EXERCISE
The entries below are to be repeated exactly as they stand.
- - -
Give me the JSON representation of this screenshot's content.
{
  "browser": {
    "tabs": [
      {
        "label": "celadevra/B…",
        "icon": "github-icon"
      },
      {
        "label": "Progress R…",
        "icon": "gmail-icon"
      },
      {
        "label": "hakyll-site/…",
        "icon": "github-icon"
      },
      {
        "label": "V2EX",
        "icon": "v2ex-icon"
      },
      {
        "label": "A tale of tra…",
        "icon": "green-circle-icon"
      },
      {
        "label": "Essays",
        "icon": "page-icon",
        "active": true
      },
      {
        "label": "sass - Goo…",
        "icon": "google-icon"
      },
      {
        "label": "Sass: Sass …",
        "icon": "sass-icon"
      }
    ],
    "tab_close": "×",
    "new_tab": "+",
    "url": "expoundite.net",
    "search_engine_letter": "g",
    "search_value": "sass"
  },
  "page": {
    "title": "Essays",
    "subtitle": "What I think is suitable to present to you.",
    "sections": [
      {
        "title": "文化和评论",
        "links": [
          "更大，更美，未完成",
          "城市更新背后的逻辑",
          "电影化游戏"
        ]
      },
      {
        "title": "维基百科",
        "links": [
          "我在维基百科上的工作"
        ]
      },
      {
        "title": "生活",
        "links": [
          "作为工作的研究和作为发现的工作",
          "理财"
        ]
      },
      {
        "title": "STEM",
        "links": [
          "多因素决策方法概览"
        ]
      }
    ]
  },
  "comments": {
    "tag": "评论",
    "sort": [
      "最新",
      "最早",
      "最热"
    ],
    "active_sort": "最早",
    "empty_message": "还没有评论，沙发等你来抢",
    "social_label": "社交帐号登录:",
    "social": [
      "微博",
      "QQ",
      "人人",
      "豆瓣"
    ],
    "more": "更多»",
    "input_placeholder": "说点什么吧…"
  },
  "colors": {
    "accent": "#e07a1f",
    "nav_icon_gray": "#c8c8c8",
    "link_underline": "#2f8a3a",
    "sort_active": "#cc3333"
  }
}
- - -
EXERCISE RESPONSE
Give me the JSON representation of this screenshot's content.
{
  "browser": {
    "tabs": [
      {
        "label": "celadevra/B…",
        "icon": "github-icon"
      },
      {
        "label": "Progress R…",
        "icon": "gmail-icon"
      },
      {
        "label": "hakyll-site/…",
        "icon": "github-icon"
      },
      {
        "label": "V2EX",
        "icon": "v2ex-icon"
      },
      {
        "label": "A tale of tra…",
        "icon": "green-circle-icon"
      },
      {
        "label": "Essays",
        "icon": "page-icon",
        "active": true
      },
      {
        "label": "sass - Goo…",
        "icon": "google-icon"
      },
      {
        "label": "Sass: Sass …",
        "icon": "sass-icon"
      }
    ],
    "tab_close": "×",
    "new_tab": "+",
    "url": "expoundite.net",
    "search_engine_letter": "g",
    "search_value": "sass"
  },
  "page": {
    "title": "Essays",
    "subtitle": "What I think is suitable to present to you.",
    "sections": [
      {
        "title": "文化和评论",
        "links": [
          "更大，更美，未完成",
          "城市更新背后的逻辑",
          "电影化游戏"
        ]
      },
      {
        "title": "维基百科",
        "links": [
          "我在维基百科上的工作"
        ]
      },
      {
        "title": "生活",
        "links": [
          "作为工作的研究和作为发现的工作",
          "理财"
        ]
      },
      {
        "title": "STEM",
        "links": [
          "多因素决策方法概览"
        ]
      }
    ]
  },
  "comments": {
    "tag": "评论",
    "sort": [
      "最新",
      "最早",
      "最热"
    ],
    "active_sort": "最早",
    "empty_message": "还没有评论，沙发等你来抢",
    "social_label": "社交帐号登录:",
    "social": [
      "微博",
      "QQ",
      "人人",
      "豆瓣"
    ],
    "more": "更多»",
    "input_placeholder": "说点什么吧…"
  },
  "colors": {
    "accent": "#e07a1f",
    "nav_icon_gray": "#c8c8c8",
    "link_underline": "#2f8a3a",
    "sort_active": "#cc3333"
  }
}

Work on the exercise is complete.